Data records
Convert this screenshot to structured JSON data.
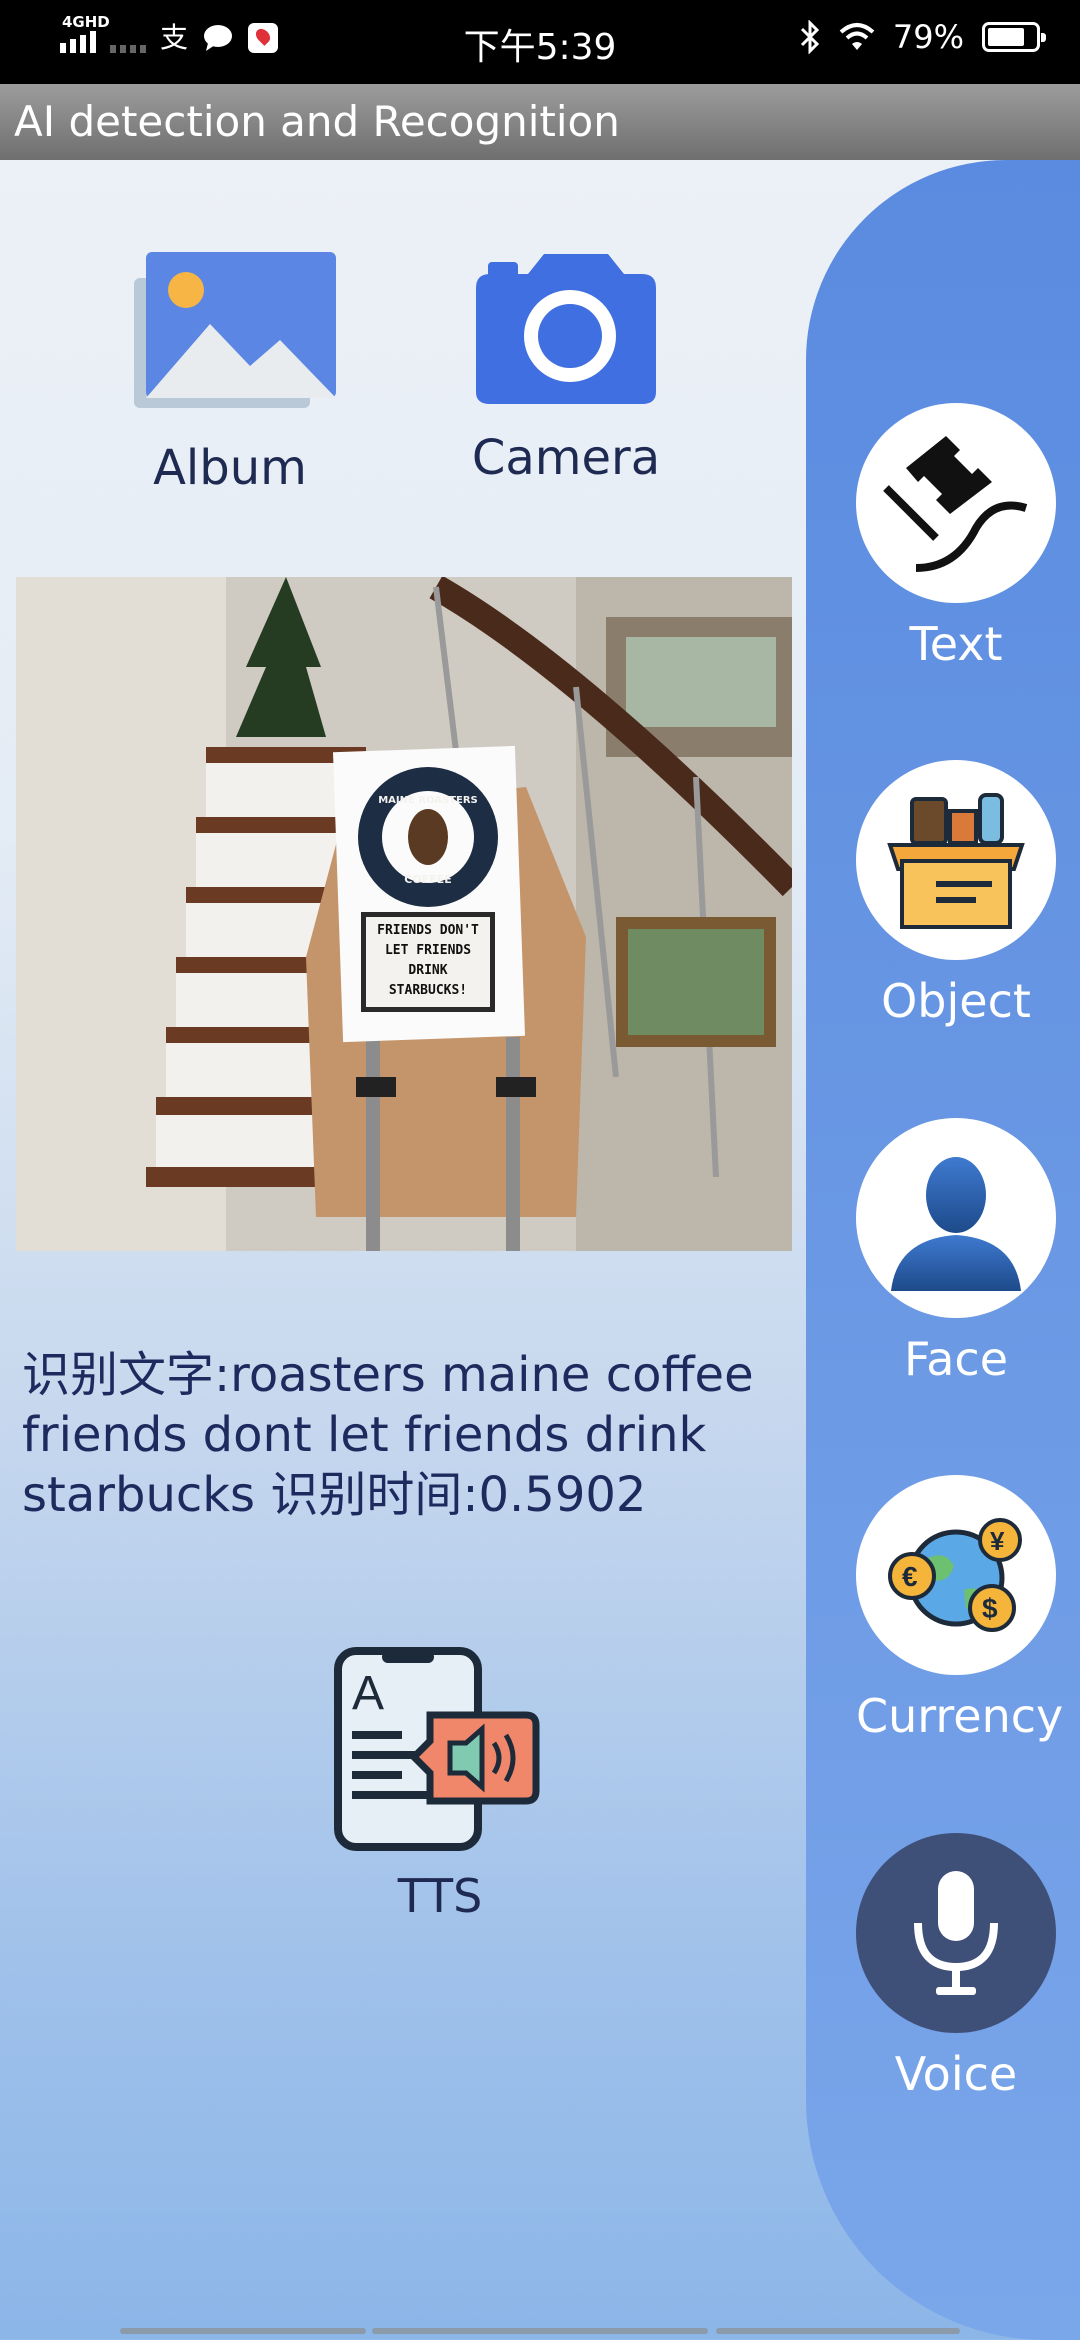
{
  "status_bar": {
    "network": "4GHD",
    "time": "下午5:39",
    "battery_percent_label": "79%",
    "battery_level": 0.79,
    "icons": [
      "signal-icon",
      "signal-weak-icon",
      "alipay-icon",
      "message-icon",
      "map-icon",
      "bluetooth-icon",
      "wifi-icon",
      "battery-icon"
    ]
  },
  "app": {
    "title": "AI detection and Recognition"
  },
  "actions": {
    "album_label": "Album",
    "camera_label": "Camera"
  },
  "photo": {
    "sign_title": "MAINE ROASTERS",
    "sign_subtitle": "COFFEE",
    "sign_message_lines": [
      "FRIENDS DON'T",
      "LET FRIENDS",
      "DRINK",
      "STARBUCKS!"
    ]
  },
  "result": {
    "text": "识别文字:roasters maine coffee friends dont let friends drink starbucks 识别时间:0.5902"
  },
  "tts": {
    "label": "TTS"
  },
  "sidebar": {
    "items": [
      {
        "label": "Text",
        "icon": "text-icon"
      },
      {
        "label": "Object",
        "icon": "object-box-icon"
      },
      {
        "label": "Face",
        "icon": "face-icon"
      },
      {
        "label": "Currency",
        "icon": "currency-icon"
      },
      {
        "label": "Voice",
        "icon": "microphone-icon"
      }
    ]
  },
  "colors": {
    "accent_blue": "#5a8be0",
    "camera_blue": "#3f6fe0",
    "text_dark": "#1e2a52"
  }
}
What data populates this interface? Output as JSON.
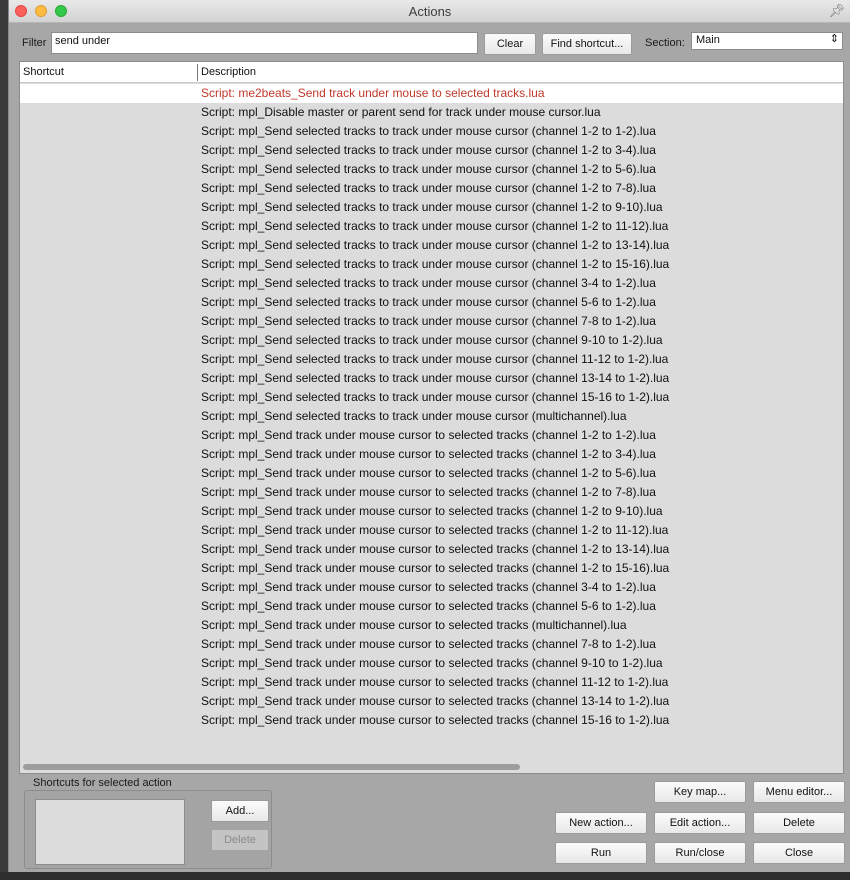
{
  "window": {
    "title": "Actions"
  },
  "filter": {
    "label": "Filter",
    "value": "send under"
  },
  "buttons": {
    "clear": "Clear",
    "find_shortcut": "Find shortcut...",
    "add": "Add...",
    "delete_shortcut": "Delete",
    "key_map": "Key map...",
    "menu_editor": "Menu editor...",
    "new_action": "New action...",
    "edit_action": "Edit action...",
    "delete_action": "Delete",
    "run": "Run",
    "run_close": "Run/close",
    "close": "Close"
  },
  "section": {
    "label": "Section:",
    "value": "Main"
  },
  "table": {
    "headers": [
      "Shortcut",
      "Description"
    ],
    "rows": [
      "Script: me2beats_Send track under mouse to selected tracks.lua",
      "Script: mpl_Disable master or parent send for track under mouse cursor.lua",
      "Script: mpl_Send selected tracks to track under mouse cursor (channel 1-2 to 1-2).lua",
      "Script: mpl_Send selected tracks to track under mouse cursor (channel 1-2 to 3-4).lua",
      "Script: mpl_Send selected tracks to track under mouse cursor (channel 1-2 to 5-6).lua",
      "Script: mpl_Send selected tracks to track under mouse cursor (channel 1-2 to 7-8).lua",
      "Script: mpl_Send selected tracks to track under mouse cursor (channel 1-2 to 9-10).lua",
      "Script: mpl_Send selected tracks to track under mouse cursor (channel 1-2 to 11-12).lua",
      "Script: mpl_Send selected tracks to track under mouse cursor (channel 1-2 to 13-14).lua",
      "Script: mpl_Send selected tracks to track under mouse cursor (channel 1-2 to 15-16).lua",
      "Script: mpl_Send selected tracks to track under mouse cursor (channel 3-4 to 1-2).lua",
      "Script: mpl_Send selected tracks to track under mouse cursor (channel 5-6 to 1-2).lua",
      "Script: mpl_Send selected tracks to track under mouse cursor (channel 7-8 to 1-2).lua",
      "Script: mpl_Send selected tracks to track under mouse cursor (channel 9-10 to 1-2).lua",
      "Script: mpl_Send selected tracks to track under mouse cursor (channel 11-12 to 1-2).lua",
      "Script: mpl_Send selected tracks to track under mouse cursor (channel 13-14 to 1-2).lua",
      "Script: mpl_Send selected tracks to track under mouse cursor (channel 15-16 to 1-2).lua",
      "Script: mpl_Send selected tracks to track under mouse cursor (multichannel).lua",
      "Script: mpl_Send track under mouse cursor to selected tracks  (channel 1-2 to 1-2).lua",
      "Script: mpl_Send track under mouse cursor to selected tracks  (channel 1-2 to 3-4).lua",
      "Script: mpl_Send track under mouse cursor to selected tracks  (channel 1-2 to 5-6).lua",
      "Script: mpl_Send track under mouse cursor to selected tracks  (channel 1-2 to 7-8).lua",
      "Script: mpl_Send track under mouse cursor to selected tracks  (channel 1-2 to 9-10).lua",
      "Script: mpl_Send track under mouse cursor to selected tracks  (channel 1-2 to 11-12).lua",
      "Script: mpl_Send track under mouse cursor to selected tracks  (channel 1-2 to 13-14).lua",
      "Script: mpl_Send track under mouse cursor to selected tracks  (channel 1-2 to 15-16).lua",
      "Script: mpl_Send track under mouse cursor to selected tracks  (channel 3-4 to 1-2).lua",
      "Script: mpl_Send track under mouse cursor to selected tracks  (channel 5-6 to 1-2).lua",
      "Script: mpl_Send track under mouse cursor to selected tracks  (multichannel).lua",
      "Script: mpl_Send track under mouse cursor to selected tracks (channel 7-8 to 1-2).lua",
      "Script: mpl_Send track under mouse cursor to selected tracks (channel 9-10 to 1-2).lua",
      "Script: mpl_Send track under mouse cursor to selected tracks (channel 11-12 to 1-2).lua",
      "Script: mpl_Send track under mouse cursor to selected tracks (channel 13-14 to 1-2).lua",
      "Script: mpl_Send track under mouse cursor to selected tracks (channel 15-16 to 1-2).lua"
    ],
    "selected_index": 0
  },
  "shortcuts_panel": {
    "label": "Shortcuts for selected action"
  },
  "icons": {
    "pin": "pin-icon",
    "section_arrows": "updown-arrows-icon"
  }
}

[What you are asked to do]
Report how many lines of the data contain the word "Delete", using the number alone.

[Full solution]
2